The data below is to be returned in full and exactly.

_Information shown:_
---
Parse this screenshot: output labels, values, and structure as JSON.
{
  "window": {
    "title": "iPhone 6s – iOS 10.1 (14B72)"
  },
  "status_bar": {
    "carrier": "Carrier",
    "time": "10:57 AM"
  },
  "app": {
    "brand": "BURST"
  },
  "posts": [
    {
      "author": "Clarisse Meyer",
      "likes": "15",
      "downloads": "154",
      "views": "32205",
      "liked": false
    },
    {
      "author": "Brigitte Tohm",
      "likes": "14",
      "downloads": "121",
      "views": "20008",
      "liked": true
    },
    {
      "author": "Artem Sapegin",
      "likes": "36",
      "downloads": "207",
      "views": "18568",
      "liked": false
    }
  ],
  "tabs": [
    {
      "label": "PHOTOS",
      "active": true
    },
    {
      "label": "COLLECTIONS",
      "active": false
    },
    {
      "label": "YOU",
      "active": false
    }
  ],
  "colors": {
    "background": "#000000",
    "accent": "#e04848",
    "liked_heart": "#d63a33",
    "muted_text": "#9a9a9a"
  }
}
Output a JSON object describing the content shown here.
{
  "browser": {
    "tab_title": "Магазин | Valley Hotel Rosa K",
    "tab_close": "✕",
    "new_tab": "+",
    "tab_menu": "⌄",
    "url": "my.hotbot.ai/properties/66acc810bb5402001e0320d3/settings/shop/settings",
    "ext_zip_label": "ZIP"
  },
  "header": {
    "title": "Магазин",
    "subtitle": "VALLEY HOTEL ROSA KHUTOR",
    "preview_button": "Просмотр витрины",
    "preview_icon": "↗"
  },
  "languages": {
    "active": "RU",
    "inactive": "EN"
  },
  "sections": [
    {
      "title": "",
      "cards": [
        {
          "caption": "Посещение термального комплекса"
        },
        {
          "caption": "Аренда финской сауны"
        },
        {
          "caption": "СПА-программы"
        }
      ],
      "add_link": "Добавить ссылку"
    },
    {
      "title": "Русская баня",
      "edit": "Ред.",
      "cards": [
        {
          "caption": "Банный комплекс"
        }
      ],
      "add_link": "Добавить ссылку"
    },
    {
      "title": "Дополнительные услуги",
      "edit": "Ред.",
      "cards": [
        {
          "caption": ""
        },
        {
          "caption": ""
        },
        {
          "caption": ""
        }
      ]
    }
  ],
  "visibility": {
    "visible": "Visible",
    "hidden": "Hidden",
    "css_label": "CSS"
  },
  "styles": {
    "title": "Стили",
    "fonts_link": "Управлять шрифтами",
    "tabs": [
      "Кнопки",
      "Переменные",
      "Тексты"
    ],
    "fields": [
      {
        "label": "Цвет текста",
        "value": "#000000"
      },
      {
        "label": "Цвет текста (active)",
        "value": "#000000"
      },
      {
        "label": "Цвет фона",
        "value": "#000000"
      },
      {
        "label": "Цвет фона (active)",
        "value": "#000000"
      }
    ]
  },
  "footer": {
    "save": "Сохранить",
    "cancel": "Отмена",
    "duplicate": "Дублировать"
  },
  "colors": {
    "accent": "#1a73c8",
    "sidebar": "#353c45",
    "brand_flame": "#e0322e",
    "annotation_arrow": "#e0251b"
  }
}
---
_The reply:_
Parse this screenshot: output labels, values, and structure as JSON.
{
  "window": {
    "title": "iPhone 6s – iOS 10.1 (14B72)"
  },
  "status_bar": {
    "carrier": "Carrier",
    "time": "10:57 AM"
  },
  "app": {
    "brand": "BURST"
  },
  "posts": [
    {
      "author": "Clarisse Meyer",
      "likes": "15",
      "downloads": "154",
      "views": "32205",
      "liked": false
    },
    {
      "author": "Brigitte Tohm",
      "likes": "14",
      "downloads": "121",
      "views": "20008",
      "liked": true
    },
    {
      "author": "Artem Sapegin",
      "likes": "36",
      "downloads": "207",
      "views": "18568",
      "liked": false
    }
  ],
  "tabs": [
    {
      "label": "PHOTOS",
      "active": true
    },
    {
      "label": "COLLECTIONS",
      "active": false
    },
    {
      "label": "YOU",
      "active": false
    }
  ],
  "colors": {
    "background": "#000000",
    "accent": "#e04848",
    "liked_heart": "#d63a33",
    "muted_text": "#9a9a9a"
  }
}
Output a JSON object describing the content shown here.
{
  "browser": {
    "tab_title": "Магазин | Valley Hotel Rosa K",
    "tab_close": "✕",
    "new_tab": "+",
    "tab_menu": "⌄",
    "url": "my.hotbot.ai/properties/66acc810bb5402001e0320d3/settings/shop/settings",
    "ext_zip_label": "ZIP"
  },
  "header": {
    "title": "Магазин",
    "subtitle": "VALLEY HOTEL ROSA KHUTOR",
    "preview_button": "Просмотр витрины",
    "preview_icon": "↗"
  },
  "languages": {
    "active": "RU",
    "inactive": "EN"
  },
  "sections": [
    {
      "title": "",
      "cards": [
        {
          "caption": "Посещение термального комплекса"
        },
        {
          "caption": "Аренда финской сауны"
        },
        {
          "caption": "СПА-программы"
        }
      ],
      "add_link": "Добавить ссылку"
    },
    {
      "title": "Русская баня",
      "edit": "Ред.",
      "cards": [
        {
          "caption": "Банный комплекс"
        }
      ],
      "add_link": "Добавить ссылку"
    },
    {
      "title": "Дополнительные услуги",
      "edit": "Ред.",
      "cards": [
        {
          "caption": ""
        },
        {
          "caption": ""
        },
        {
          "caption": ""
        }
      ]
    }
  ],
  "visibility": {
    "visible": "Visible",
    "hidden": "Hidden",
    "css_label": "CSS"
  },
  "styles": {
    "title": "Стили",
    "fonts_link": "Управлять шрифтами",
    "tabs": [
      "Кнопки",
      "Переменные",
      "Тексты"
    ],
    "fields": [
      {
        "label": "Цвет текста",
        "value": "#000000"
      },
      {
        "label": "Цвет текста (active)",
        "value": "#000000"
      },
      {
        "label": "Цвет фона",
        "value": "#000000"
      },
      {
        "label": "Цвет фона (active)",
        "value": "#000000"
      }
    ]
  },
  "footer": {
    "save": "Сохранить",
    "cancel": "Отмена",
    "duplicate": "Дублировать"
  },
  "colors": {
    "accent": "#1a73c8",
    "sidebar": "#353c45",
    "brand_flame": "#e0322e",
    "annotation_arrow": "#e0251b"
  }
}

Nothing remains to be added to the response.